Copy the full set of lines exactly as given.

## BEGIN

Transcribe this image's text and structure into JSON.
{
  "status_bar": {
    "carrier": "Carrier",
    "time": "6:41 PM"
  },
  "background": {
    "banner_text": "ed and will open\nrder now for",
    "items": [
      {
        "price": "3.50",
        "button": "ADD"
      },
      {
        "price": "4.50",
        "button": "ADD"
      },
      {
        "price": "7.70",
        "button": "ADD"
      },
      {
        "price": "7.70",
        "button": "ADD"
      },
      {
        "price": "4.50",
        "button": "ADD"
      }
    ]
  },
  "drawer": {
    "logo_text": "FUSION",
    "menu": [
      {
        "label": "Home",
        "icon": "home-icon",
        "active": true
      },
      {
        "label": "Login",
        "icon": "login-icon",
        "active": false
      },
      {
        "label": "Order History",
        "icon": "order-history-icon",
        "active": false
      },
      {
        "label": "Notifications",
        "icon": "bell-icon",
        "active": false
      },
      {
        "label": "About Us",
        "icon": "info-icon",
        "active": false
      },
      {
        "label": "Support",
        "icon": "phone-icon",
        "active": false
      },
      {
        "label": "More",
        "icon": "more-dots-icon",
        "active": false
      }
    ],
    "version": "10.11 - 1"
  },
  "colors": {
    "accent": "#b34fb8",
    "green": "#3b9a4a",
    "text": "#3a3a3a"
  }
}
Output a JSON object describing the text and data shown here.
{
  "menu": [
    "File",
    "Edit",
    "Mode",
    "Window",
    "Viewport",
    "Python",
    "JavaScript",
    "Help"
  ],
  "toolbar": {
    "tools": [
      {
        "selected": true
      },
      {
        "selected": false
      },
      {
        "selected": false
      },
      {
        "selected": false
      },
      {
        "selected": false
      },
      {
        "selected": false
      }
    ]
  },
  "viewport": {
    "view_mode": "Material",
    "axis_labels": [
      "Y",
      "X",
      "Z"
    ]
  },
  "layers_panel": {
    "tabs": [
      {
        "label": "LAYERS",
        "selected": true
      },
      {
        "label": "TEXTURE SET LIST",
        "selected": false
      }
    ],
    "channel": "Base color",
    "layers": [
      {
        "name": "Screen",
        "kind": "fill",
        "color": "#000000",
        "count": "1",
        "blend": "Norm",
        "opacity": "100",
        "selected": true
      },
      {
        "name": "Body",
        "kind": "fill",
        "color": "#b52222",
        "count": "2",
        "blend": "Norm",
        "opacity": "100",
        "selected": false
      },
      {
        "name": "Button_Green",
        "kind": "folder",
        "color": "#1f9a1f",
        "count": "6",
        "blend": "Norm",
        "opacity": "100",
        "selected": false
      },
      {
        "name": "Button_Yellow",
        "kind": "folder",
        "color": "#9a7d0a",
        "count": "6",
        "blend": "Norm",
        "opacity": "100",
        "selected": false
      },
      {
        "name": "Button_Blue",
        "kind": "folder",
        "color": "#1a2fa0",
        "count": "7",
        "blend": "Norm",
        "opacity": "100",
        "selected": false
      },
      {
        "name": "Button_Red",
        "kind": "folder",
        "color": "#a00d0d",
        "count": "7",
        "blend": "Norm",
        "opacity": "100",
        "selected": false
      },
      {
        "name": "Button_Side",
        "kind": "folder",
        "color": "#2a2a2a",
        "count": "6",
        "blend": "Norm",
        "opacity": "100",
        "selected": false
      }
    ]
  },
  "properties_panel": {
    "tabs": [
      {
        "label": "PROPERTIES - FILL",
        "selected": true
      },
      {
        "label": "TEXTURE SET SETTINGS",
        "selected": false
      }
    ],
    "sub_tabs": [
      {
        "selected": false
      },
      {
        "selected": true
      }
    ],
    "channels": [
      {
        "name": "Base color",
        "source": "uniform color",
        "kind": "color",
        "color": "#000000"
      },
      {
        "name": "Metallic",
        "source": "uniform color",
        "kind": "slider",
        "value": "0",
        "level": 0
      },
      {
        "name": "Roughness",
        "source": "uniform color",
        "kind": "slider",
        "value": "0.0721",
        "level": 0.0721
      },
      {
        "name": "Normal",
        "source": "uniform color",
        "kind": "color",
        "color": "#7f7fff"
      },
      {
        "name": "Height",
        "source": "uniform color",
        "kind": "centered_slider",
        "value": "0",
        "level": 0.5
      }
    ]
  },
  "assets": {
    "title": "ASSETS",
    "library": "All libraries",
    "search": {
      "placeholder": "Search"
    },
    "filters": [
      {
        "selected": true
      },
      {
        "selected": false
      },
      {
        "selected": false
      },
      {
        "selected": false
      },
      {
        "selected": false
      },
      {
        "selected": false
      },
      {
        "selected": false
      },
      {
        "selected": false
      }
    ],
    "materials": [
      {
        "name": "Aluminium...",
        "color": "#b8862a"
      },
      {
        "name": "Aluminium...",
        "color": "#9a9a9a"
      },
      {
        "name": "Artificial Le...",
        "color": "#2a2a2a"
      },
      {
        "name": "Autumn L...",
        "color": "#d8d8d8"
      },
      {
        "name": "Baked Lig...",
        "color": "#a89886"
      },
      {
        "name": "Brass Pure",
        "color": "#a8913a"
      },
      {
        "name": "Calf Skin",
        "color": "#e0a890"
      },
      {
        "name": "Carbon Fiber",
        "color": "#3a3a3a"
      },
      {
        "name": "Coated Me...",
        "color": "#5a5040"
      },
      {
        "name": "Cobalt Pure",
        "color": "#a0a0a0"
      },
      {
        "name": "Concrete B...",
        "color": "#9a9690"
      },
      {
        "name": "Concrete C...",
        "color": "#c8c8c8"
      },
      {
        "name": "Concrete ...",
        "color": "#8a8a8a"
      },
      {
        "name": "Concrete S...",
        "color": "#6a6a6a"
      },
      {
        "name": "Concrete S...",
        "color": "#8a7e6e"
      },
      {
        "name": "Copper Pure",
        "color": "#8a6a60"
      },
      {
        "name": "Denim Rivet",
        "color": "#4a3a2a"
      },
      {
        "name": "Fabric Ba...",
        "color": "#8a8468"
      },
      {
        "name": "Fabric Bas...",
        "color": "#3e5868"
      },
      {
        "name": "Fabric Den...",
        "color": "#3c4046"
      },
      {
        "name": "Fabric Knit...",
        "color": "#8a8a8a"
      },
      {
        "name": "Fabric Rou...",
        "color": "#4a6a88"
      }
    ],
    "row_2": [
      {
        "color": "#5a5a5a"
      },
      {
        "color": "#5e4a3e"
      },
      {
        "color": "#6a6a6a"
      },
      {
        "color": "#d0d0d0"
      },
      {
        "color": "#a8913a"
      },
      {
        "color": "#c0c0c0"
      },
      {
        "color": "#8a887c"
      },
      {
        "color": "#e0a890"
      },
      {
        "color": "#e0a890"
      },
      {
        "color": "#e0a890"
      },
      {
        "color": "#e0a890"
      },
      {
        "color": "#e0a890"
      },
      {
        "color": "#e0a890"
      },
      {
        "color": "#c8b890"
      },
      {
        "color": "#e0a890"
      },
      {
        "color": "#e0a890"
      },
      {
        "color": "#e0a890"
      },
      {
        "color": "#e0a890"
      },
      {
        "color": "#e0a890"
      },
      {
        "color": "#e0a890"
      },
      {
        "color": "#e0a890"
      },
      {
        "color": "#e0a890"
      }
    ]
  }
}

## END

EXERCISE RESULT:
Transcribe this image's text and structure into JSON.
{
  "status_bar": {
    "carrier": "Carrier",
    "time": "6:41 PM"
  },
  "background": {
    "banner_text": "ed and will open\nrder now for",
    "items": [
      {
        "price": "3.50",
        "button": "ADD"
      },
      {
        "price": "4.50",
        "button": "ADD"
      },
      {
        "price": "7.70",
        "button": "ADD"
      },
      {
        "price": "7.70",
        "button": "ADD"
      },
      {
        "price": "4.50",
        "button": "ADD"
      }
    ]
  },
  "drawer": {
    "logo_text": "FUSION",
    "menu": [
      {
        "label": "Home",
        "icon": "home-icon",
        "active": true
      },
      {
        "label": "Login",
        "icon": "login-icon",
        "active": false
      },
      {
        "label": "Order History",
        "icon": "order-history-icon",
        "active": false
      },
      {
        "label": "Notifications",
        "icon": "bell-icon",
        "active": false
      },
      {
        "label": "About Us",
        "icon": "info-icon",
        "active": false
      },
      {
        "label": "Support",
        "icon": "phone-icon",
        "active": false
      },
      {
        "label": "More",
        "icon": "more-dots-icon",
        "active": false
      }
    ],
    "version": "10.11 - 1"
  },
  "colors": {
    "accent": "#b34fb8",
    "green": "#3b9a4a",
    "text": "#3a3a3a"
  }
}
Output a JSON object describing the text and data shown here.
{
  "menu": [
    "File",
    "Edit",
    "Mode",
    "Window",
    "Viewport",
    "Python",
    "JavaScript",
    "Help"
  ],
  "toolbar": {
    "tools": [
      {
        "selected": true
      },
      {
        "selected": false
      },
      {
        "selected": false
      },
      {
        "selected": false
      },
      {
        "selected": false
      },
      {
        "selected": false
      }
    ]
  },
  "viewport": {
    "view_mode": "Material",
    "axis_labels": [
      "Y",
      "X",
      "Z"
    ]
  },
  "layers_panel": {
    "tabs": [
      {
        "label": "LAYERS",
        "selected": true
      },
      {
        "label": "TEXTURE SET LIST",
        "selected": false
      }
    ],
    "channel": "Base color",
    "layers": [
      {
        "name": "Screen",
        "kind": "fill",
        "color": "#000000",
        "count": "1",
        "blend": "Norm",
        "opacity": "100",
        "selected": true
      },
      {
        "name": "Body",
        "kind": "fill",
        "color": "#b52222",
        "count": "2",
        "blend": "Norm",
        "opacity": "100",
        "selected": false
      },
      {
        "name": "Button_Green",
        "kind": "folder",
        "color": "#1f9a1f",
        "count": "6",
        "blend": "Norm",
        "opacity": "100",
        "selected": false
      },
      {
        "name": "Button_Yellow",
        "kind": "folder",
        "color": "#9a7d0a",
        "count": "6",
        "blend": "Norm",
        "opacity": "100",
        "selected": false
      },
      {
        "name": "Button_Blue",
        "kind": "folder",
        "color": "#1a2fa0",
        "count": "7",
        "blend": "Norm",
        "opacity": "100",
        "selected": false
      },
      {
        "name": "Button_Red",
        "kind": "folder",
        "color": "#a00d0d",
        "count": "7",
        "blend": "Norm",
        "opacity": "100",
        "selected": false
      },
      {
        "name": "Button_Side",
        "kind": "folder",
        "color": "#2a2a2a",
        "count": "6",
        "blend": "Norm",
        "opacity": "100",
        "selected": false
      }
    ]
  },
  "properties_panel": {
    "tabs": [
      {
        "label": "PROPERTIES - FILL",
        "selected": true
      },
      {
        "label": "TEXTURE SET SETTINGS",
        "selected": false
      }
    ],
    "sub_tabs": [
      {
        "selected": false
      },
      {
        "selected": true
      }
    ],
    "channels": [
      {
        "name": "Base color",
        "source": "uniform color",
        "kind": "color",
        "color": "#000000"
      },
      {
        "name": "Metallic",
        "source": "uniform color",
        "kind": "slider",
        "value": "0",
        "level": 0
      },
      {
        "name": "Roughness",
        "source": "uniform color",
        "kind": "slider",
        "value": "0.0721",
        "level": 0.0721
      },
      {
        "name": "Normal",
        "source": "uniform color",
        "kind": "color",
        "color": "#7f7fff"
      },
      {
        "name": "Height",
        "source": "uniform color",
        "kind": "centered_slider",
        "value": "0",
        "level": 0.5
      }
    ]
  },
  "assets": {
    "title": "ASSETS",
    "library": "All libraries",
    "search": {
      "placeholder": "Search"
    },
    "filters": [
      {
        "selected": true
      },
      {
        "selected": false
      },
      {
        "selected": false
      },
      {
        "selected": false
      },
      {
        "selected": false
      },
      {
        "selected": false
      },
      {
        "selected": false
      },
      {
        "selected": false
      }
    ],
    "materials": [
      {
        "name": "Aluminium...",
        "color": "#b8862a"
      },
      {
        "name": "Aluminium...",
        "color": "#9a9a9a"
      },
      {
        "name": "Artificial Le...",
        "color": "#2a2a2a"
      },
      {
        "name": "Autumn L...",
        "color": "#d8d8d8"
      },
      {
        "name": "Baked Lig...",
        "color": "#a89886"
      },
      {
        "name": "Brass Pure",
        "color": "#a8913a"
      },
      {
        "name": "Calf Skin",
        "color": "#e0a890"
      },
      {
        "name": "Carbon Fiber",
        "color": "#3a3a3a"
      },
      {
        "name": "Coated Me...",
        "color": "#5a5040"
      },
      {
        "name": "Cobalt Pure",
        "color": "#a0a0a0"
      },
      {
        "name": "Concrete B...",
        "color": "#9a9690"
      },
      {
        "name": "Concrete C...",
        "color": "#c8c8c8"
      },
      {
        "name": "Concrete ...",
        "color": "#8a8a8a"
      },
      {
        "name": "Concrete S...",
        "color": "#6a6a6a"
      },
      {
        "name": "Concrete S...",
        "color": "#8a7e6e"
      },
      {
        "name": "Copper Pure",
        "color": "#8a6a60"
      },
      {
        "name": "Denim Rivet",
        "color": "#4a3a2a"
      },
      {
        "name": "Fabric Ba...",
        "color": "#8a8468"
      },
      {
        "name": "Fabric Bas...",
        "color": "#3e5868"
      },
      {
        "name": "Fabric Den...",
        "color": "#3c4046"
      },
      {
        "name": "Fabric Knit...",
        "color": "#8a8a8a"
      },
      {
        "name": "Fabric Rou...",
        "color": "#4a6a88"
      }
    ],
    "row_2": [
      {
        "color": "#5a5a5a"
      },
      {
        "color": "#5e4a3e"
      },
      {
        "color": "#6a6a6a"
      },
      {
        "color": "#d0d0d0"
      },
      {
        "color": "#a8913a"
      },
      {
        "color": "#c0c0c0"
      },
      {
        "color": "#8a887c"
      },
      {
        "color": "#e0a890"
      },
      {
        "color": "#e0a890"
      },
      {
        "color": "#e0a890"
      },
      {
        "color": "#e0a890"
      },
      {
        "color": "#e0a890"
      },
      {
        "color": "#e0a890"
      },
      {
        "color": "#c8b890"
      },
      {
        "color": "#e0a890"
      },
      {
        "color": "#e0a890"
      },
      {
        "color": "#e0a890"
      },
      {
        "color": "#e0a890"
      },
      {
        "color": "#e0a890"
      },
      {
        "color": "#e0a890"
      },
      {
        "color": "#e0a890"
      },
      {
        "color": "#e0a890"
      }
    ]
  }
}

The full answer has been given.